▶ _Do this_
Please restate the following records word for word.

▶ _Source material_
===

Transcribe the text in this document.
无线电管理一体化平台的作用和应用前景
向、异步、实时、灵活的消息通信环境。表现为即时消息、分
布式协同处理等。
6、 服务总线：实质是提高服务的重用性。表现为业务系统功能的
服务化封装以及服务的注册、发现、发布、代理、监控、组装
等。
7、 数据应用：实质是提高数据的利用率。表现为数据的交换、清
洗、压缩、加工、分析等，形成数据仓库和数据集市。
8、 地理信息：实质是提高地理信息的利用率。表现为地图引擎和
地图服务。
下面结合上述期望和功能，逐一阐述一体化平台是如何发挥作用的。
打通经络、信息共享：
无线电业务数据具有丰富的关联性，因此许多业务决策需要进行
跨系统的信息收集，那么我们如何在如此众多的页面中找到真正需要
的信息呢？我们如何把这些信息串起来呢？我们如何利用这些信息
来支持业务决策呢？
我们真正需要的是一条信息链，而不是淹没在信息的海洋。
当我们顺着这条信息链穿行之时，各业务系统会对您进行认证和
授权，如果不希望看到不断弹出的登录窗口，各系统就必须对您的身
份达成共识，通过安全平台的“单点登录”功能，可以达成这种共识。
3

===

▶ _Right answer_
Transcribe the text in this document.
无线电管理一体化平台的作用和应用前景
向、异步、实时、灵活的消息通信环境。表现为即时消息、分
布式协同处理等。
6、 服务总线：实质是提高服务的重用性。表现为业务系统功能的
服务化封装以及服务的注册、发现、发布、代理、监控、组装
等。
7、 数据应用：实质是提高数据的利用率。表现为数据的交换、清
洗、压缩、加工、分析等，形成数据仓库和数据集市。
8、 地理信息：实质是提高地理信息的利用率。表现为地图引擎和
地图服务。
下面结合上述期望和功能，逐一阐述一体化平台是如何发挥作用的。
打通经络、信息共享：
无线电业务数据具有丰富的关联性，因此许多业务决策需要进行
跨系统的信息收集，那么我们如何在如此众多的页面中找到真正需要
的信息呢？我们如何把这些信息串起来呢？我们如何利用这些信息
来支持业务决策呢？
我们真正需要的是一条信息链，而不是淹没在信息的海洋。
当我们顺着这条信息链穿行之时，各业务系统会对您进行认证和
授权，如果不希望看到不断弹出的登录窗口，各系统就必须对您的身
份达成共识，通过安全平台的“单点登录”功能，可以达成这种共识。
3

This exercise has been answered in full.